• _Record extracts_
↓
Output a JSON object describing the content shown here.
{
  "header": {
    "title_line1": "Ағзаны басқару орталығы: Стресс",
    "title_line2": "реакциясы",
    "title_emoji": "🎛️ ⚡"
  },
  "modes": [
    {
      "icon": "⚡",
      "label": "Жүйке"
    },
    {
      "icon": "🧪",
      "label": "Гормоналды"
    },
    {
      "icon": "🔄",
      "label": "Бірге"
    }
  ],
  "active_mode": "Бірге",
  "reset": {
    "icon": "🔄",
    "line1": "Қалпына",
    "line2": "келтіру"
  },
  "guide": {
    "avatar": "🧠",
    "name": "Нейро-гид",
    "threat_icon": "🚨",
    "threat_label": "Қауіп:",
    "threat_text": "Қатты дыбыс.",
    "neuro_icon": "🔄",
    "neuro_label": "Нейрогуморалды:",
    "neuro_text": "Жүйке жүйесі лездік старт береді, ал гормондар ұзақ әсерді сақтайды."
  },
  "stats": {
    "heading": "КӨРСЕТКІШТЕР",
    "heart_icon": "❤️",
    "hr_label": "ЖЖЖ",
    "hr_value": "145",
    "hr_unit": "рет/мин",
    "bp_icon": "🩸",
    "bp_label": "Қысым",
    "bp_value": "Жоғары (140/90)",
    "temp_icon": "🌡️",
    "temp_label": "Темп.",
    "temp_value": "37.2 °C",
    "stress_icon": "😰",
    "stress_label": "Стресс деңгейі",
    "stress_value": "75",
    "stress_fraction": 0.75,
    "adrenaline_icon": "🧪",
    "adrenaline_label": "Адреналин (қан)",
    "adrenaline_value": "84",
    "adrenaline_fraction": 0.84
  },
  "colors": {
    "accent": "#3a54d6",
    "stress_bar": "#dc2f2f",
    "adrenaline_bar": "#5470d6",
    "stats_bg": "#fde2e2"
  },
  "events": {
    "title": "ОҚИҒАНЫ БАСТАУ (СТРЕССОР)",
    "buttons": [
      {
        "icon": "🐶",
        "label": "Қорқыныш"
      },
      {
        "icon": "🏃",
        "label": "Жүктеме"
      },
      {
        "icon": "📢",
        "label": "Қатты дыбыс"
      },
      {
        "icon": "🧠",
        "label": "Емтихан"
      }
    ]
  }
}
↑
• _Task to carry out_
Write out the records shown above, exactly as they appear.

• _Exercise output_
Output a JSON object describing the content shown here.
{
  "header": {
    "title_line1": "Ағзаны басқару орталығы: Стресс",
    "title_line2": "реакциясы",
    "title_emoji": "🎛️ ⚡"
  },
  "modes": [
    {
      "icon": "⚡",
      "label": "Жүйке"
    },
    {
      "icon": "🧪",
      "label": "Гормоналды"
    },
    {
      "icon": "🔄",
      "label": "Бірге"
    }
  ],
  "active_mode": "Бірге",
  "reset": {
    "icon": "🔄",
    "line1": "Қалпына",
    "line2": "келтіру"
  },
  "guide": {
    "avatar": "🧠",
    "name": "Нейро-гид",
    "threat_icon": "🚨",
    "threat_label": "Қауіп:",
    "threat_text": "Қатты дыбыс.",
    "neuro_icon": "🔄",
    "neuro_label": "Нейрогуморалды:",
    "neuro_text": "Жүйке жүйесі лездік старт береді, ал гормондар ұзақ әсерді сақтайды."
  },
  "stats": {
    "heading": "КӨРСЕТКІШТЕР",
    "heart_icon": "❤️",
    "hr_label": "ЖЖЖ",
    "hr_value": "145",
    "hr_unit": "рет/мин",
    "bp_icon": "🩸",
    "bp_label": "Қысым",
    "bp_value": "Жоғары (140/90)",
    "temp_icon": "🌡️",
    "temp_label": "Темп.",
    "temp_value": "37.2 °C",
    "stress_icon": "😰",
    "stress_label": "Стресс деңгейі",
    "stress_value": "75",
    "stress_fraction": 0.75,
    "adrenaline_icon": "🧪",
    "adrenaline_label": "Адреналин (қан)",
    "adrenaline_value": "84",
    "adrenaline_fraction": 0.84
  },
  "colors": {
    "accent": "#3a54d6",
    "stress_bar": "#dc2f2f",
    "adrenaline_bar": "#5470d6",
    "stats_bg": "#fde2e2"
  },
  "events": {
    "title": "ОҚИҒАНЫ БАСТАУ (СТРЕССОР)",
    "buttons": [
      {
        "icon": "🐶",
        "label": "Қорқыныш"
      },
      {
        "icon": "🏃",
        "label": "Жүктеме"
      },
      {
        "icon": "📢",
        "label": "Қатты дыбыс"
      },
      {
        "icon": "🧠",
        "label": "Емтихан"
      }
    ]
  }
}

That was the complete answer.